(Given problem) Copy each line in the data that includes the word "label".

-------------------------

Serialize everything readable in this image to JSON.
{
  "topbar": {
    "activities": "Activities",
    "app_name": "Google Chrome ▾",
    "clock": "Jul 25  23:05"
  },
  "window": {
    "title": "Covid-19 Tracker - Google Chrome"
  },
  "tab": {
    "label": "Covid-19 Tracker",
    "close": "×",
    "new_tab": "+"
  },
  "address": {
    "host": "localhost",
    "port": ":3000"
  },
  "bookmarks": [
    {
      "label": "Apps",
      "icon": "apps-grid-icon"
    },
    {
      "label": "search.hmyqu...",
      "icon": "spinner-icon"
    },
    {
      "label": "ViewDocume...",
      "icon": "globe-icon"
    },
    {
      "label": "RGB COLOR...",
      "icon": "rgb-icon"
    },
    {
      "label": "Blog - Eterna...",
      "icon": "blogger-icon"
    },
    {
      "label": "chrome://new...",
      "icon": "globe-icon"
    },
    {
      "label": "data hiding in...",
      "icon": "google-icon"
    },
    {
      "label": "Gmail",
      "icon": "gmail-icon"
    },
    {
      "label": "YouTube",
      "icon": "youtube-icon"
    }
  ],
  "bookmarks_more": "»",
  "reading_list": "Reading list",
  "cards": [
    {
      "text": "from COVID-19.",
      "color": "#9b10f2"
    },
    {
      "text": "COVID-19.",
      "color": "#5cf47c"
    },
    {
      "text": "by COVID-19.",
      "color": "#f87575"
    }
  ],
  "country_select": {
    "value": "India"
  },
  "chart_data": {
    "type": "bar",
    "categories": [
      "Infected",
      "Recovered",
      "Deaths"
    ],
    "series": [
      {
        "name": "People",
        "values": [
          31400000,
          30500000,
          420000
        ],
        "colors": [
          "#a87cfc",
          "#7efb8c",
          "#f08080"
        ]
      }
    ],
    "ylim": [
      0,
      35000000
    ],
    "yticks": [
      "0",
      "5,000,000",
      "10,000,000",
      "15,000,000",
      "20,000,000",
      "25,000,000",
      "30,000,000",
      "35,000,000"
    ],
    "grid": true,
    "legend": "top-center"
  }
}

-------------------------

(Task result)
    "label": "Covid-19 Tracker",
      "label": "Apps",
      "label": "search.hmyqu...",
      "label": "ViewDocume...",
      "label": "RGB COLOR...",
      "label": "Blog - Eterna...",
      "label": "chrome://new...",
      "label": "data hiding in...",
      "label": "Gmail",
      "label": "YouTube",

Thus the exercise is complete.